Go over the entries below line by line, copying each one that contains the word "avec".

EXERCISE DATA.
- - - -
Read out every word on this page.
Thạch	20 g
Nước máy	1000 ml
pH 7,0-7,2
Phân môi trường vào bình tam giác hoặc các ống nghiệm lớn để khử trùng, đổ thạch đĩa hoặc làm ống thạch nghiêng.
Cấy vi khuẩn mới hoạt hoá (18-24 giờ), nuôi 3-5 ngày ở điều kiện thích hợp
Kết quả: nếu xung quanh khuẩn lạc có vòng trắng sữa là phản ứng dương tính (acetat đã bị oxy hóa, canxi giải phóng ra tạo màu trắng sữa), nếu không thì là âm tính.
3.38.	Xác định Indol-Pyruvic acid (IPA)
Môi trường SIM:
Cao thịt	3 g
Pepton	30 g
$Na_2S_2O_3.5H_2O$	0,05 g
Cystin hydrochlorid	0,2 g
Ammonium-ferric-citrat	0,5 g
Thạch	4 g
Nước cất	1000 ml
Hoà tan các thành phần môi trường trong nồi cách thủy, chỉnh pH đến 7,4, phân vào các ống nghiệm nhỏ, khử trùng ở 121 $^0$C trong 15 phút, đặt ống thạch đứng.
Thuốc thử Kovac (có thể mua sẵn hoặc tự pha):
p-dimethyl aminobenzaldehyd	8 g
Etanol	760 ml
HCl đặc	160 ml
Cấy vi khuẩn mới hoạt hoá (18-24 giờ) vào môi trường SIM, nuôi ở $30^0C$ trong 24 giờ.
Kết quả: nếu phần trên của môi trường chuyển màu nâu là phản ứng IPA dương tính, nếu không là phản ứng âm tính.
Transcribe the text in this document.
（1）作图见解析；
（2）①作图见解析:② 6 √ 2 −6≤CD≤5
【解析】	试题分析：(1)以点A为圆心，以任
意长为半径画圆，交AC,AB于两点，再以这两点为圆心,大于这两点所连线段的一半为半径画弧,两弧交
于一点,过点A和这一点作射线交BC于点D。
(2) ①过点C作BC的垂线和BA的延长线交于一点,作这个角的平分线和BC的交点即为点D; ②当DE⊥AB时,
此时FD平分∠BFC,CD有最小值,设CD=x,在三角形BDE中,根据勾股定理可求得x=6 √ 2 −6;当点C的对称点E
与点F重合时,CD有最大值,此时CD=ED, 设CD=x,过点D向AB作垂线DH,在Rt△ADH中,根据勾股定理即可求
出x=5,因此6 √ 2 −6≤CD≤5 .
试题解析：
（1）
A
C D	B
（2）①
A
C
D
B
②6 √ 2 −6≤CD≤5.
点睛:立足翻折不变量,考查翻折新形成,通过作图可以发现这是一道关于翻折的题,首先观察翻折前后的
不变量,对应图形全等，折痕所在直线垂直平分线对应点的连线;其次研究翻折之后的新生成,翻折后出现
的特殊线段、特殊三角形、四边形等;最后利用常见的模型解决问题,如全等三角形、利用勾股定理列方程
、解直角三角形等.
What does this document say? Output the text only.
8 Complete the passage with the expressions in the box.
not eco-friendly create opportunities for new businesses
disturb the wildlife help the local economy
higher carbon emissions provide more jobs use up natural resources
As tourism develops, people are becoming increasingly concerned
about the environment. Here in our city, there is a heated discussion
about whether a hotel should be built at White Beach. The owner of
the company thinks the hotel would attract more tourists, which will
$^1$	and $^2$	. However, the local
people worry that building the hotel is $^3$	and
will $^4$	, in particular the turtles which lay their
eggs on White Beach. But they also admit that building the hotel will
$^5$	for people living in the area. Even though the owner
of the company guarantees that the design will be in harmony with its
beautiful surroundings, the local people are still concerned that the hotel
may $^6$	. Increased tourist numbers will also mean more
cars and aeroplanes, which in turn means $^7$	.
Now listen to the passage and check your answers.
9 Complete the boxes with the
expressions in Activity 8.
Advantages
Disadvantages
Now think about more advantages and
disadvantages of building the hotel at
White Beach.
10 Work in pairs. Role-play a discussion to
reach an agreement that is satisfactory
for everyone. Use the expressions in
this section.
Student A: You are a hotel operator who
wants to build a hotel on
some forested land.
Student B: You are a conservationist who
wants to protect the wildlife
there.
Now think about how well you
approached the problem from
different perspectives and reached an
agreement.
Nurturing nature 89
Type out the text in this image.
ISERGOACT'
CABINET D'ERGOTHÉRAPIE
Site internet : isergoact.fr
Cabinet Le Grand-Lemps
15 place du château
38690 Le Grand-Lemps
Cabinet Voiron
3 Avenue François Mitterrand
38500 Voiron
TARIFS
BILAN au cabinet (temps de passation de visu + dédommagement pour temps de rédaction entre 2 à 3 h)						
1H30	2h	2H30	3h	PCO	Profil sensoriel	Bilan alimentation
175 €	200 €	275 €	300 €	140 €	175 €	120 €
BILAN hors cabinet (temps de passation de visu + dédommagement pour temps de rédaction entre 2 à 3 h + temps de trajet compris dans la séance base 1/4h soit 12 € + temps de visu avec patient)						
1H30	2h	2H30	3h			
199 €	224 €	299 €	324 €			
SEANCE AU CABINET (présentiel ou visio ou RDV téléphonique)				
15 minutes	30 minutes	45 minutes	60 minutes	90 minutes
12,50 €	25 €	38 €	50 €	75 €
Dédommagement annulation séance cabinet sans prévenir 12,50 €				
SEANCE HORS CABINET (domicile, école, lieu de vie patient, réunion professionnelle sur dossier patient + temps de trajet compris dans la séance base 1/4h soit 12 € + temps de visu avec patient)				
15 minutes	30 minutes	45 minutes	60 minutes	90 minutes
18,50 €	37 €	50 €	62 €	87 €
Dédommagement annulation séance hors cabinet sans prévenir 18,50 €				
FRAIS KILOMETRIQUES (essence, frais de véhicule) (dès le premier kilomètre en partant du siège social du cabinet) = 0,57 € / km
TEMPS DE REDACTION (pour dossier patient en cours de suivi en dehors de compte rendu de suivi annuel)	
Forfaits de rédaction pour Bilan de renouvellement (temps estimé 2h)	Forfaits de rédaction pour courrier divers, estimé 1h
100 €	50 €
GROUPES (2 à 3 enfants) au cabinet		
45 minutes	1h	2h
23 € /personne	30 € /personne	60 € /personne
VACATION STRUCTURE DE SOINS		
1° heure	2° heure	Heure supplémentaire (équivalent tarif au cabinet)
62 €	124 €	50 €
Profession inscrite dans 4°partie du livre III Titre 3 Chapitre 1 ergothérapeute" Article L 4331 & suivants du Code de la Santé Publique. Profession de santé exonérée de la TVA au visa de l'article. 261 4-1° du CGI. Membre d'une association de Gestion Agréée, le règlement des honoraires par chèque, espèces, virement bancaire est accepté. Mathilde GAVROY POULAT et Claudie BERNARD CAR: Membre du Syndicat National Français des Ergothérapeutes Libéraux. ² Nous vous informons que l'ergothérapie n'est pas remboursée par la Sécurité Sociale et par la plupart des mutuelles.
- - - -
THE ANSWER.
BILAN hors cabinet (temps de passation de visu + dédommagement pour temps de rédaction entre 2 à 3 h + temps de trajet compris dans la séance base 1/4h soit 12 € + temps de visu avec patient)						
SEANCE HORS CABINET (domicile, école, lieu de vie patient, réunion professionnelle sur dossier patient + temps de trajet compris dans la séance base 1/4h soit 12 € + temps de visu avec patient)				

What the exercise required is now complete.